» **WHAT YOU ARE ASKED TO DO**
Leave out the pictures and copy the remaining records exactly.

*** DATA PROVIDED ***

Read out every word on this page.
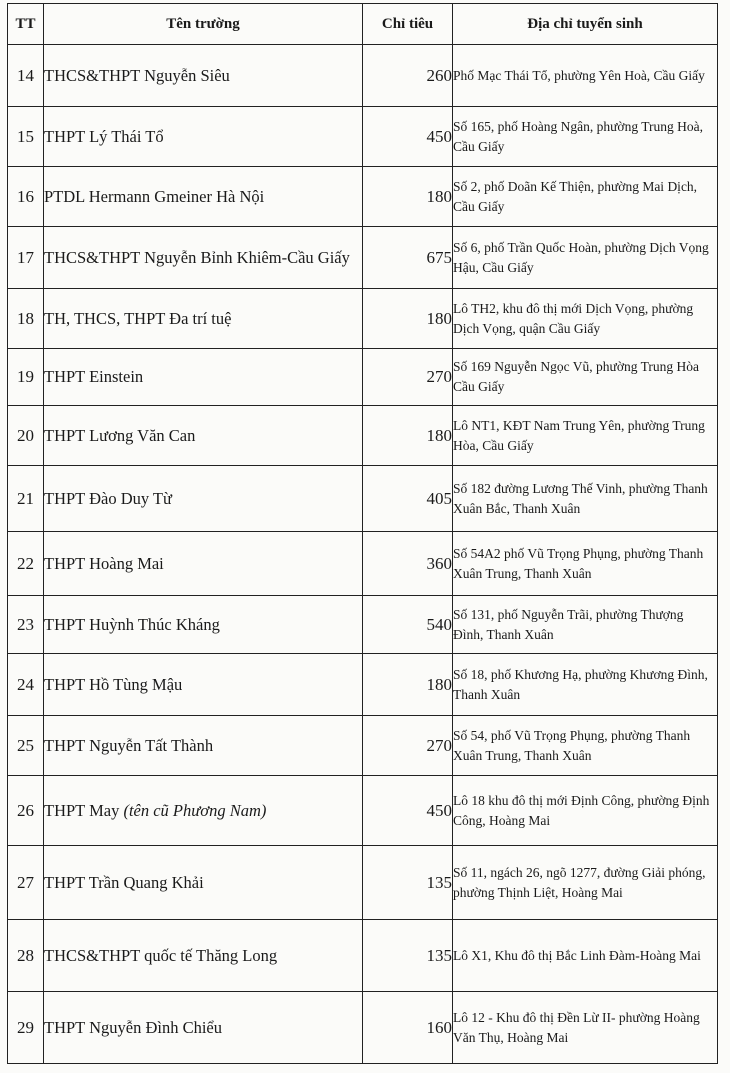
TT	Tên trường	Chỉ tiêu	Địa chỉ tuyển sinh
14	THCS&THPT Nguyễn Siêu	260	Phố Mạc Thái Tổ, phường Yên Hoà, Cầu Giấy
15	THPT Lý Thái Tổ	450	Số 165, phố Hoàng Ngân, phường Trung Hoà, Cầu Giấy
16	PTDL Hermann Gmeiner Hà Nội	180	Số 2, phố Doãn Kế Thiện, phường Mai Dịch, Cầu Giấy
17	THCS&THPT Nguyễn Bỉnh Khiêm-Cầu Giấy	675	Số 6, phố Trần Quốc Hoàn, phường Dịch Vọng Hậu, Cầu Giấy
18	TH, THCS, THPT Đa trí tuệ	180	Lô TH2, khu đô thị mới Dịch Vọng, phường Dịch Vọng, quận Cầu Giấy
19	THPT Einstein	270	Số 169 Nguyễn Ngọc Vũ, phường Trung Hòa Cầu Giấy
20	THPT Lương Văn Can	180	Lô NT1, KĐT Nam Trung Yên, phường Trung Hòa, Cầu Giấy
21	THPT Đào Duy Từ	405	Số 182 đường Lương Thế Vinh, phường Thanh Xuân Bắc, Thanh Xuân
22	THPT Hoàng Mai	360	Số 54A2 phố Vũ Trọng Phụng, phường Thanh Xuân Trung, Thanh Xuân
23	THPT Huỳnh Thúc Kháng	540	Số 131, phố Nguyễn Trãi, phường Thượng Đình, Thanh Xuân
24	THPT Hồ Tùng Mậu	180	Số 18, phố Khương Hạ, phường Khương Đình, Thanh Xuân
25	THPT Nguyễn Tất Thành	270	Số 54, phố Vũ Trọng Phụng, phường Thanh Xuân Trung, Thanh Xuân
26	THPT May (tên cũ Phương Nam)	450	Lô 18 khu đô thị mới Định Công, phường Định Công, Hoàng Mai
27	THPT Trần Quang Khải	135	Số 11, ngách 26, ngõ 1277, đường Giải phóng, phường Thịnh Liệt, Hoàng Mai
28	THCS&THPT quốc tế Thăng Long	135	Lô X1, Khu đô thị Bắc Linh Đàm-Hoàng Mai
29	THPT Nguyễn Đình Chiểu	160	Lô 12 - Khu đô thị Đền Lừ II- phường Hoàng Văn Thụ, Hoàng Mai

***

» **RESULT FOR THIS EXERCISE**
Read out every word on this page.
TT	Tên trường	Chỉ tiêu	Địa chỉ tuyển sinh
14	THCS&THPT Nguyễn Siêu	260	Phố Mạc Thái Tổ, phường Yên Hoà, Cầu Giấy
15	THPT Lý Thái Tổ	450	Số 165, phố Hoàng Ngân, phường Trung Hoà, Cầu Giấy
16	PTDL Hermann Gmeiner Hà Nội	180	Số 2, phố Doãn Kế Thiện, phường Mai Dịch, Cầu Giấy
17	THCS&THPT Nguyễn Bỉnh Khiêm-Cầu Giấy	675	Số 6, phố Trần Quốc Hoàn, phường Dịch Vọng Hậu, Cầu Giấy
18	TH, THCS, THPT Đa trí tuệ	180	Lô TH2, khu đô thị mới Dịch Vọng, phường Dịch Vọng, quận Cầu Giấy
19	THPT Einstein	270	Số 169 Nguyễn Ngọc Vũ, phường Trung Hòa Cầu Giấy
20	THPT Lương Văn Can	180	Lô NT1, KĐT Nam Trung Yên, phường Trung Hòa, Cầu Giấy
21	THPT Đào Duy Từ	405	Số 182 đường Lương Thế Vinh, phường Thanh Xuân Bắc, Thanh Xuân
22	THPT Hoàng Mai	360	Số 54A2 phố Vũ Trọng Phụng, phường Thanh Xuân Trung, Thanh Xuân
23	THPT Huỳnh Thúc Kháng	540	Số 131, phố Nguyễn Trãi, phường Thượng Đình, Thanh Xuân
24	THPT Hồ Tùng Mậu	180	Số 18, phố Khương Hạ, phường Khương Đình, Thanh Xuân
25	THPT Nguyễn Tất Thành	270	Số 54, phố Vũ Trọng Phụng, phường Thanh Xuân Trung, Thanh Xuân
26	THPT May (tên cũ Phương Nam)	450	Lô 18 khu đô thị mới Định Công, phường Định Công, Hoàng Mai
27	THPT Trần Quang Khải	135	Số 11, ngách 26, ngõ 1277, đường Giải phóng, phường Thịnh Liệt, Hoàng Mai
28	THCS&THPT quốc tế Thăng Long	135	Lô X1, Khu đô thị Bắc Linh Đàm-Hoàng Mai
29	THPT Nguyễn Đình Chiểu	160	Lô 12 - Khu đô thị Đền Lừ II- phường Hoàng Văn Thụ, Hoàng Mai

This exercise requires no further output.